Reproduce every line of the material below, but drop the pictures.
>> Start
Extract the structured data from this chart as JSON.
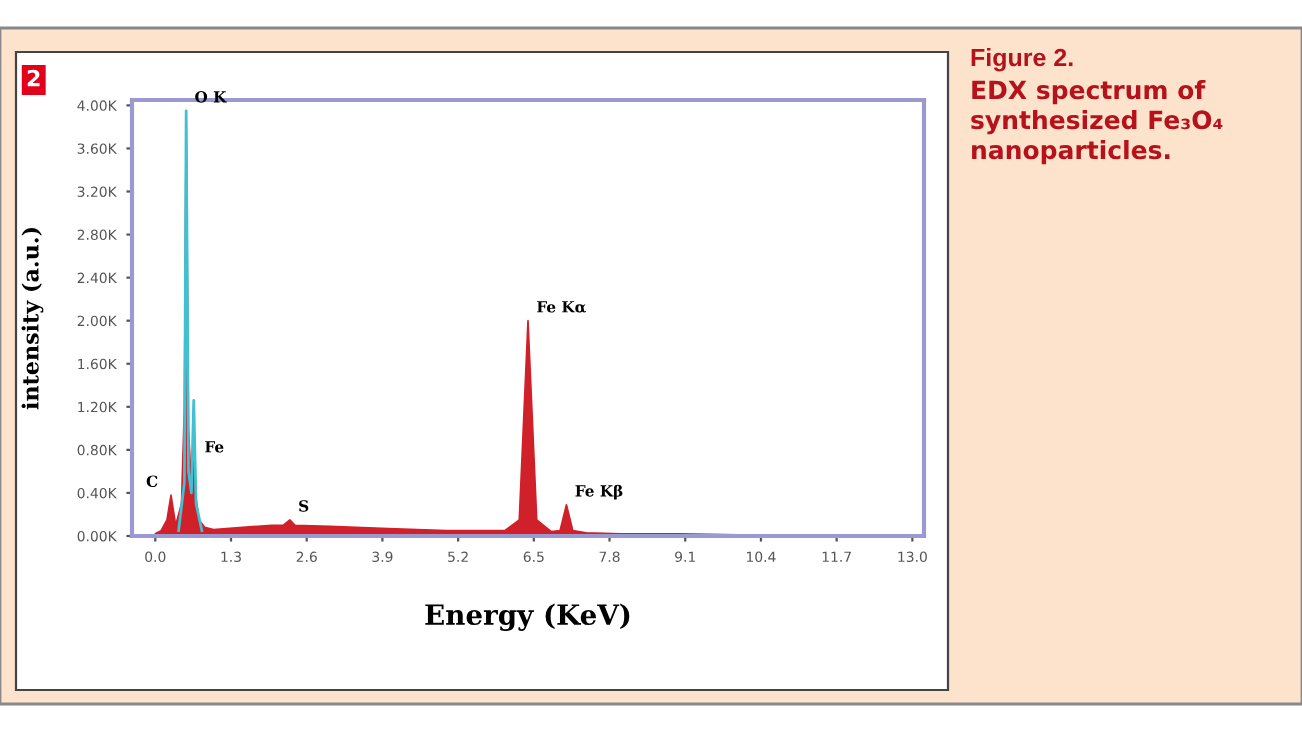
{
  "chart_data": {
    "type": "area",
    "title": "Figure 2.",
    "subtitle": "EDX spectrum of synthesized Fe₃O₄ nanoparticles.",
    "xlabel": "Energy (KeV)",
    "ylabel": "intensity (a.u.)",
    "annotations": [
      "2",
      {
        "text": "C",
        "x": 0.27,
        "y": 0.38
      },
      {
        "text": "O K",
        "x": 0.53,
        "y": 3.95
      },
      {
        "text": "Fe",
        "x": 0.7,
        "y": 0.7
      },
      {
        "text": "S",
        "x": 2.31,
        "y": 0.15
      },
      {
        "text": "Fe Kα",
        "x": 6.4,
        "y": 2.0
      },
      {
        "text": "Fe Kβ",
        "x": 7.06,
        "y": 0.29
      }
    ],
    "series": [
      {
        "color": "#d0202a",
        "x": [
          0.0,
          0.1,
          0.2,
          0.27,
          0.35,
          0.45,
          0.5,
          0.53,
          0.57,
          0.62,
          0.66,
          0.7,
          0.75,
          0.85,
          1.0,
          1.5,
          2.0,
          2.2,
          2.31,
          2.4,
          3.0,
          4.0,
          5.0,
          6.0,
          6.25,
          6.4,
          6.55,
          6.8,
          6.95,
          7.06,
          7.17,
          7.4,
          8.0,
          9.0,
          10.0,
          11.0,
          12.0,
          13.0
        ],
        "values": [
          0.02,
          0.05,
          0.15,
          0.38,
          0.1,
          0.3,
          1.2,
          3.95,
          1.0,
          0.45,
          0.7,
          0.35,
          0.15,
          0.08,
          0.06,
          0.08,
          0.1,
          0.1,
          0.15,
          0.1,
          0.09,
          0.07,
          0.05,
          0.05,
          0.15,
          2.0,
          0.15,
          0.04,
          0.05,
          0.29,
          0.05,
          0.03,
          0.02,
          0.02,
          0.01,
          0.01,
          0.01,
          0.01
        ]
      },
      {
        "type": "line",
        "color": "#40c0d0",
        "x": [
          0.4,
          0.5,
          0.53,
          0.57,
          0.62,
          0.66,
          0.7,
          0.8
        ],
        "values": [
          0.05,
          0.5,
          3.95,
          0.6,
          0.4,
          1.26,
          0.3,
          0.05
        ]
      }
    ],
    "xlim": [
      -0.4,
      13.2
    ],
    "xticks": [
      {
        "value": 0,
        "label": "0.0"
      },
      1.3,
      2.6,
      3.9,
      5.2,
      6.5,
      7.8,
      9.1,
      10.4,
      11.7,
      {
        "value": 13,
        "label": "13.0"
      }
    ],
    "ylim": [
      0,
      4.05
    ],
    "yticks": [
      {
        "value": 0,
        "label": "0.00K"
      },
      {
        "value": 0.4,
        "label": "0.40K"
      },
      {
        "value": 0.8,
        "label": "0.80K"
      },
      {
        "value": 1.2,
        "label": "1.20K"
      },
      {
        "value": 1.6,
        "label": "1.60K"
      },
      {
        "value": 2.0,
        "label": "2.00K"
      },
      {
        "value": 2.4,
        "label": "2.40K"
      },
      {
        "value": 2.8,
        "label": "2.80K"
      },
      {
        "value": 3.2,
        "label": "3.20K"
      },
      {
        "value": 3.6,
        "label": "3.60K"
      },
      {
        "value": 4.0,
        "label": "4.00K"
      }
    ],
    "grid": false,
    "legend": false
  }
}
>> End
▸ **Problem solution**:
Extract the structured data from this chart as JSON.
{
  "chart_data": {
    "type": "area",
    "title": "Figure 2.",
    "subtitle": "EDX spectrum of synthesized Fe₃O₄ nanoparticles.",
    "xlabel": "Energy (KeV)",
    "ylabel": "intensity (a.u.)",
    "annotations": [
      "2",
      {
        "text": "C",
        "x": 0.27,
        "y": 0.38
      },
      {
        "text": "O K",
        "x": 0.53,
        "y": 3.95
      },
      {
        "text": "Fe",
        "x": 0.7,
        "y": 0.7
      },
      {
        "text": "S",
        "x": 2.31,
        "y": 0.15
      },
      {
        "text": "Fe Kα",
        "x": 6.4,
        "y": 2.0
      },
      {
        "text": "Fe Kβ",
        "x": 7.06,
        "y": 0.29
      }
    ],
    "series": [
      {
        "color": "#d0202a",
        "x": [
          0.0,
          0.1,
          0.2,
          0.27,
          0.35,
          0.45,
          0.5,
          0.53,
          0.57,
          0.62,
          0.66,
          0.7,
          0.75,
          0.85,
          1.0,
          1.5,
          2.0,
          2.2,
          2.31,
          2.4,
          3.0,
          4.0,
          5.0,
          6.0,
          6.25,
          6.4,
          6.55,
          6.8,
          6.95,
          7.06,
          7.17,
          7.4,
          8.0,
          9.0,
          10.0,
          11.0,
          12.0,
          13.0
        ],
        "values": [
          0.02,
          0.05,
          0.15,
          0.38,
          0.1,
          0.3,
          1.2,
          3.95,
          1.0,
          0.45,
          0.7,
          0.35,
          0.15,
          0.08,
          0.06,
          0.08,
          0.1,
          0.1,
          0.15,
          0.1,
          0.09,
          0.07,
          0.05,
          0.05,
          0.15,
          2.0,
          0.15,
          0.04,
          0.05,
          0.29,
          0.05,
          0.03,
          0.02,
          0.02,
          0.01,
          0.01,
          0.01,
          0.01
        ]
      },
      {
        "type": "line",
        "color": "#40c0d0",
        "x": [
          0.4,
          0.5,
          0.53,
          0.57,
          0.62,
          0.66,
          0.7,
          0.8
        ],
        "values": [
          0.05,
          0.5,
          3.95,
          0.6,
          0.4,
          1.26,
          0.3,
          0.05
        ]
      }
    ],
    "xlim": [
      -0.4,
      13.2
    ],
    "xticks": [
      {
        "value": 0,
        "label": "0.0"
      },
      1.3,
      2.6,
      3.9,
      5.2,
      6.5,
      7.8,
      9.1,
      10.4,
      11.7,
      {
        "value": 13,
        "label": "13.0"
      }
    ],
    "ylim": [
      0,
      4.05
    ],
    "yticks": [
      {
        "value": 0,
        "label": "0.00K"
      },
      {
        "value": 0.4,
        "label": "0.40K"
      },
      {
        "value": 0.8,
        "label": "0.80K"
      },
      {
        "value": 1.2,
        "label": "1.20K"
      },
      {
        "value": 1.6,
        "label": "1.60K"
      },
      {
        "value": 2.0,
        "label": "2.00K"
      },
      {
        "value": 2.4,
        "label": "2.40K"
      },
      {
        "value": 2.8,
        "label": "2.80K"
      },
      {
        "value": 3.2,
        "label": "3.20K"
      },
      {
        "value": 3.6,
        "label": "3.60K"
      },
      {
        "value": 4.0,
        "label": "4.00K"
      }
    ],
    "grid": false,
    "legend": false
  }
}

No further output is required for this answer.